## GOAL OF THE EXERCISE
Quote the listing below in full and exactly as written, but omit every picture.

--- Start RECORDS FOR THE EXERCISE ---

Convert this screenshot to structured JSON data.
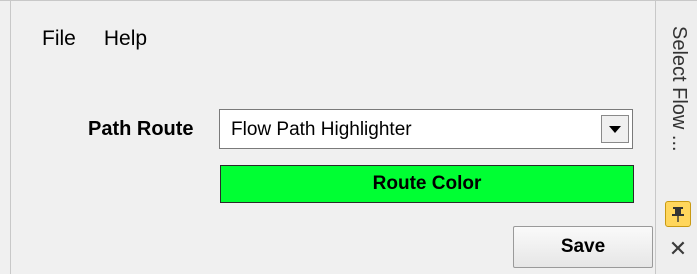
{
  "menu": {
    "items": [
      "File",
      "Help"
    ]
  },
  "form": {
    "path_route_label": "Path Route",
    "path_route_value": "Flow Path Highlighter",
    "route_color_label": "Route Color",
    "route_color_value": "#00ff33",
    "save_label": "Save"
  },
  "side_panel": {
    "title": "Select Flow ...",
    "pin_icon": "pin-icon",
    "close_icon": "close-icon"
  }
}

--- End RECORDS FOR THE EXERCISE ---

## THE OUTPUT
Convert this screenshot to structured JSON data.
{
  "menu": {
    "items": [
      "File",
      "Help"
    ]
  },
  "form": {
    "path_route_label": "Path Route",
    "path_route_value": "Flow Path Highlighter",
    "route_color_label": "Route Color",
    "route_color_value": "#00ff33",
    "save_label": "Save"
  },
  "side_panel": {
    "title": "Select Flow ...",
    "pin_icon": "pin-icon",
    "close_icon": "close-icon"
  }
}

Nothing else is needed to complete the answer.